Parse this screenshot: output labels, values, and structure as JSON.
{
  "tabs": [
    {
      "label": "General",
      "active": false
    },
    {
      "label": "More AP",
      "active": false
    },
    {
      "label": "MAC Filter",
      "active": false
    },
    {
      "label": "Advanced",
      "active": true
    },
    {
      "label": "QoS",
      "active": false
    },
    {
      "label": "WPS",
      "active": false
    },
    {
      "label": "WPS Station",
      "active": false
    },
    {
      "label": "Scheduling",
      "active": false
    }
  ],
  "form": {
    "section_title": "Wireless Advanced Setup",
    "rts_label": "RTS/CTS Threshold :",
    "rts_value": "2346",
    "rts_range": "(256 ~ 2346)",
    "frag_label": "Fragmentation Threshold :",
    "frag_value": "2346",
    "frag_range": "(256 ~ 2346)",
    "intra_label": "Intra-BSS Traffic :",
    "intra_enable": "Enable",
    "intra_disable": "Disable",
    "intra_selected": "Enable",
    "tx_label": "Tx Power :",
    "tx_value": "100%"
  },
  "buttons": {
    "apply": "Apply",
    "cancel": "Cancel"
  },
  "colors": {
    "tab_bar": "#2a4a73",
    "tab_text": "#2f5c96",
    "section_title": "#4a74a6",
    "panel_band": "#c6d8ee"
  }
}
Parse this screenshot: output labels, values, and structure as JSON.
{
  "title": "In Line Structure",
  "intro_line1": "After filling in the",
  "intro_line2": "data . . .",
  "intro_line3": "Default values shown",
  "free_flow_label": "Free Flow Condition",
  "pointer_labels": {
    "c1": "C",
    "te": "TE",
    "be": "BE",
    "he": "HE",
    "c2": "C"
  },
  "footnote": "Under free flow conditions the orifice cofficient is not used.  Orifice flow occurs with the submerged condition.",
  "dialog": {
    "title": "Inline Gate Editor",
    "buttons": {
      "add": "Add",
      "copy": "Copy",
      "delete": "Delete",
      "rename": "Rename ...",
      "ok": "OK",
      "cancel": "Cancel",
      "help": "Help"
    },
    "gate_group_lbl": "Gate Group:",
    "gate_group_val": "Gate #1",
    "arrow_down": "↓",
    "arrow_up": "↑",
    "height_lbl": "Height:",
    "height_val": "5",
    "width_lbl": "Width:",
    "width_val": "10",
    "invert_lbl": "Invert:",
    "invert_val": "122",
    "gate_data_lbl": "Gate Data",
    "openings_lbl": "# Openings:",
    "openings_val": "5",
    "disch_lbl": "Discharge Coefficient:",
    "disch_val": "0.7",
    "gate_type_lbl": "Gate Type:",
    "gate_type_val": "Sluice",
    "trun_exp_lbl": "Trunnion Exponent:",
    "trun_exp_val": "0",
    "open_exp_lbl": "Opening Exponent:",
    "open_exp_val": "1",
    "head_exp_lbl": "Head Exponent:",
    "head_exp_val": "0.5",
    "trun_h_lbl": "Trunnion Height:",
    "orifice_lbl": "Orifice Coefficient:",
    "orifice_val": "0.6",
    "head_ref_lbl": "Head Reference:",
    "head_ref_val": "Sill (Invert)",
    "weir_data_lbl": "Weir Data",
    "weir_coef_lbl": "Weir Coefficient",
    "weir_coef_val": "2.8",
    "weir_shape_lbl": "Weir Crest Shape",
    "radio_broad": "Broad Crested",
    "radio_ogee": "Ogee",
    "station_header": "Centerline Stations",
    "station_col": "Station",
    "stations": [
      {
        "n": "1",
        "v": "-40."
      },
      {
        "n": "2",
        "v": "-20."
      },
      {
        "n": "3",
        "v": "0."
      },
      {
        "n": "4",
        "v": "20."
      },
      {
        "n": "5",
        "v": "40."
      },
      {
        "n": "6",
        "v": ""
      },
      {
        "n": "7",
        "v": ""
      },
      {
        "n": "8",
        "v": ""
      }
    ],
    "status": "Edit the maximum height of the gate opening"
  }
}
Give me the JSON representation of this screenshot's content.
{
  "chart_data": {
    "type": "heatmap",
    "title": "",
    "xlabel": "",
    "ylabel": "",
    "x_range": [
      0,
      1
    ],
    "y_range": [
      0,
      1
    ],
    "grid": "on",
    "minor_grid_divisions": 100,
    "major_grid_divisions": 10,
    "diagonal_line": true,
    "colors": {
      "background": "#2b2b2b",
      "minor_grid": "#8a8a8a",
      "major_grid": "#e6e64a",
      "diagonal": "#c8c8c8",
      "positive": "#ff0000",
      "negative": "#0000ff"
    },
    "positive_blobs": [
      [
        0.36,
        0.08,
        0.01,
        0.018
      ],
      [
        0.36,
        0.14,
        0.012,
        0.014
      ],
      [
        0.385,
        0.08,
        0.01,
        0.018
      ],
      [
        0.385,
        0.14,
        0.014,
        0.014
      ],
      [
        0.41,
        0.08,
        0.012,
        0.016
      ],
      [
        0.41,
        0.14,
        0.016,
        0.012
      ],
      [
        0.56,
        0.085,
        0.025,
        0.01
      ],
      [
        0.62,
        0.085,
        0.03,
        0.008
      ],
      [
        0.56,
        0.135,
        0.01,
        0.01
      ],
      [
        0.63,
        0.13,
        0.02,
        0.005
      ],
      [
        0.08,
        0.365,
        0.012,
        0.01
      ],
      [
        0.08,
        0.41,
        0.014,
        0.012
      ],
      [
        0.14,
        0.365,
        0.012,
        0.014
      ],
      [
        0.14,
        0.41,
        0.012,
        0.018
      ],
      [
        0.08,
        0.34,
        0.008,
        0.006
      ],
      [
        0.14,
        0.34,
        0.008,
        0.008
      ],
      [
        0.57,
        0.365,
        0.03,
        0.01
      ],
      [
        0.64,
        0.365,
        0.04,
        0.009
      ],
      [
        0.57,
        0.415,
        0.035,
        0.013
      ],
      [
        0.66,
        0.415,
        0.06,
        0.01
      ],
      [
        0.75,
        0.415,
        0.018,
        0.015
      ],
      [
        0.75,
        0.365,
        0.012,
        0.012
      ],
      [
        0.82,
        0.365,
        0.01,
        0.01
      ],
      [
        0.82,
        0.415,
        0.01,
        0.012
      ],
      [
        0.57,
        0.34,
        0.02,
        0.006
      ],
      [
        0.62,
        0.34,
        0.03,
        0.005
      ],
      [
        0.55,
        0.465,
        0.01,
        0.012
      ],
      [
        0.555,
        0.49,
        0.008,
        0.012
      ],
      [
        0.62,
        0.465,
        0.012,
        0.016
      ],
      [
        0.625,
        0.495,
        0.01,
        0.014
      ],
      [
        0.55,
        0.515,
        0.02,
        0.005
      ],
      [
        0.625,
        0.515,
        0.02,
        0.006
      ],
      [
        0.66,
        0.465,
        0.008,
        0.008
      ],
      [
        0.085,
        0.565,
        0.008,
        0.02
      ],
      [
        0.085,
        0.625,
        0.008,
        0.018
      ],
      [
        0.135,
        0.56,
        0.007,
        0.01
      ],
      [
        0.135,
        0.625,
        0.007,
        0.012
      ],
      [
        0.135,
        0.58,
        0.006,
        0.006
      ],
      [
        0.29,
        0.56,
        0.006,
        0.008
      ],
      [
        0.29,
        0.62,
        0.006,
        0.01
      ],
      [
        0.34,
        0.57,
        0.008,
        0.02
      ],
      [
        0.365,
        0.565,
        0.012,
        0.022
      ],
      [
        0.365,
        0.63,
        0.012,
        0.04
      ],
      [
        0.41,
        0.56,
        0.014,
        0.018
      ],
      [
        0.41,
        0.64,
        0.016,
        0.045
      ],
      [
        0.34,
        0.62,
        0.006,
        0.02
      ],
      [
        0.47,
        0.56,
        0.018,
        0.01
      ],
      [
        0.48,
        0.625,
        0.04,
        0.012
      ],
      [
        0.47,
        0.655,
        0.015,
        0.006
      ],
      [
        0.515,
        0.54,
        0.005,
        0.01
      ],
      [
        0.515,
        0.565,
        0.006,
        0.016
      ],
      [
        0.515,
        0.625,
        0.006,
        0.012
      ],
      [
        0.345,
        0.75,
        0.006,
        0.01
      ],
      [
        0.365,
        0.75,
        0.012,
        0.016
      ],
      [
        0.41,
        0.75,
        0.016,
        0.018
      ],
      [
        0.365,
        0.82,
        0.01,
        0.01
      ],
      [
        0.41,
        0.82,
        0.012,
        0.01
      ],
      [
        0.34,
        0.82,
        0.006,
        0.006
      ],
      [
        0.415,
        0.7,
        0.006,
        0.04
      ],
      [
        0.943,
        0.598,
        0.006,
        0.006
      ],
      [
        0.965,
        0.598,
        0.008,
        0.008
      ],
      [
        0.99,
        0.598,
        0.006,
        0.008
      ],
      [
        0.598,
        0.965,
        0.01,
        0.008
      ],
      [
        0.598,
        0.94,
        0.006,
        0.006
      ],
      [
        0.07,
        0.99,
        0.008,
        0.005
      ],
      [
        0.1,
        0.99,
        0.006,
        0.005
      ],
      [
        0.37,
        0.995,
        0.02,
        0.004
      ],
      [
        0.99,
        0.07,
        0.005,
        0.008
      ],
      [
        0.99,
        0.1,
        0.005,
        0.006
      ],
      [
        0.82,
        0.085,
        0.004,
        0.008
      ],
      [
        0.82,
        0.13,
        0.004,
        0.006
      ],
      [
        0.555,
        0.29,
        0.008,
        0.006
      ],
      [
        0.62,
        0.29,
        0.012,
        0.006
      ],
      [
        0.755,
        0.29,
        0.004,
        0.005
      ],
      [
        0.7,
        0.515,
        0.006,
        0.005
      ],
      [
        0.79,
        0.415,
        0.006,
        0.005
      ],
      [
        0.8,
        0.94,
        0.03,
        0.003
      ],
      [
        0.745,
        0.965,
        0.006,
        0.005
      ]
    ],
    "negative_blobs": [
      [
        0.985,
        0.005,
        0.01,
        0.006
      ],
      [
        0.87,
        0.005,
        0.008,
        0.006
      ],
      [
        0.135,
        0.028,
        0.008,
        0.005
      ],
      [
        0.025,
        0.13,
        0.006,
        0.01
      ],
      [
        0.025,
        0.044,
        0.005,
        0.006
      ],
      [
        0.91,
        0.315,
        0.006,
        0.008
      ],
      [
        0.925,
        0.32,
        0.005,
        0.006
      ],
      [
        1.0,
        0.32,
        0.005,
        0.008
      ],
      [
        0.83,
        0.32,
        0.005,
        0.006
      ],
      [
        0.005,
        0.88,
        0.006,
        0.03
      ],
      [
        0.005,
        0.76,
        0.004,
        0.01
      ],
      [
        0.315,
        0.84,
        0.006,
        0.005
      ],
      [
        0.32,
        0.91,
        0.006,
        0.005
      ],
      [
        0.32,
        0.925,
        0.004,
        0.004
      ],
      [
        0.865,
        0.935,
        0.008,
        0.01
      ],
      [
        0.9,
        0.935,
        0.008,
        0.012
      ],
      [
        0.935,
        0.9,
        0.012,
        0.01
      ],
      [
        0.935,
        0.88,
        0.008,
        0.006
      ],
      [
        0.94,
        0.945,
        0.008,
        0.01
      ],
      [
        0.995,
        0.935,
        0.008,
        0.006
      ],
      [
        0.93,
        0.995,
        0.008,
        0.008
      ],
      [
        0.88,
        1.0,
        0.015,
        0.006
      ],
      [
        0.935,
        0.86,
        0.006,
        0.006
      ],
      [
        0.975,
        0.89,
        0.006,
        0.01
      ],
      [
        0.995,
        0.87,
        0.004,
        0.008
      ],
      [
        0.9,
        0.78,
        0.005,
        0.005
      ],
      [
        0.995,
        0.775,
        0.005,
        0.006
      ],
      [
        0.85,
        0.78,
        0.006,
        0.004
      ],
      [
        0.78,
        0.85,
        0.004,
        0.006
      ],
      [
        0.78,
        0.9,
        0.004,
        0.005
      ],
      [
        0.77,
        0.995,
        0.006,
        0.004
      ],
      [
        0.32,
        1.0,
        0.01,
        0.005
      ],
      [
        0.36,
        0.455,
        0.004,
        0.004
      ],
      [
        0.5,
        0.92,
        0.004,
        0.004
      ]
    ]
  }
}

□ □ □ □ □

Work to complete –
Locate and copy each line in the data above that includes the word "Exponent".

Result for this exercise –
    "trun_exp_lbl": "Trunnion Exponent:",
    "open_exp_lbl": "Opening Exponent:",
    "head_exp_lbl": "Head Exponent:",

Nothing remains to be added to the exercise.